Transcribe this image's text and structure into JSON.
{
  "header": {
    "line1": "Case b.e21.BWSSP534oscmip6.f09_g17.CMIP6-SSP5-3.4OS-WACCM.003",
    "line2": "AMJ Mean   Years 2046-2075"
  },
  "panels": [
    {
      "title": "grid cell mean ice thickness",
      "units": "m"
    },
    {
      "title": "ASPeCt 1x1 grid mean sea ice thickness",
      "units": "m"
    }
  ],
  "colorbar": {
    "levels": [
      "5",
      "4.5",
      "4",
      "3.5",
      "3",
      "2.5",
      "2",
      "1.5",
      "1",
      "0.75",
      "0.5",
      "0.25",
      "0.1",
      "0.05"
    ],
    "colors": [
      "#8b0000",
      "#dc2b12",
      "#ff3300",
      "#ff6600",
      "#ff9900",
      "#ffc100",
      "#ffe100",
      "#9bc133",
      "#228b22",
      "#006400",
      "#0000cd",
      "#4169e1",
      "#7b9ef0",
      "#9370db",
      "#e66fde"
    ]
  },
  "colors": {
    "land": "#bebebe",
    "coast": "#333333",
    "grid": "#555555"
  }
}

### Directive:
Copy each record from above exactly, and include every line.

### In response:
Transcribe this image's text and structure into JSON.
{
  "header": {
    "line1": "Case b.e21.BWSSP534oscmip6.f09_g17.CMIP6-SSP5-3.4OS-WACCM.003",
    "line2": "AMJ Mean   Years 2046-2075"
  },
  "panels": [
    {
      "title": "grid cell mean ice thickness",
      "units": "m"
    },
    {
      "title": "ASPeCt 1x1 grid mean sea ice thickness",
      "units": "m"
    }
  ],
  "colorbar": {
    "levels": [
      "5",
      "4.5",
      "4",
      "3.5",
      "3",
      "2.5",
      "2",
      "1.5",
      "1",
      "0.75",
      "0.5",
      "0.25",
      "0.1",
      "0.05"
    ],
    "colors": [
      "#8b0000",
      "#dc2b12",
      "#ff3300",
      "#ff6600",
      "#ff9900",
      "#ffc100",
      "#ffe100",
      "#9bc133",
      "#228b22",
      "#006400",
      "#0000cd",
      "#4169e1",
      "#7b9ef0",
      "#9370db",
      "#e66fde"
    ]
  },
  "colors": {
    "land": "#bebebe",
    "coast": "#333333",
    "grid": "#555555"
  }
}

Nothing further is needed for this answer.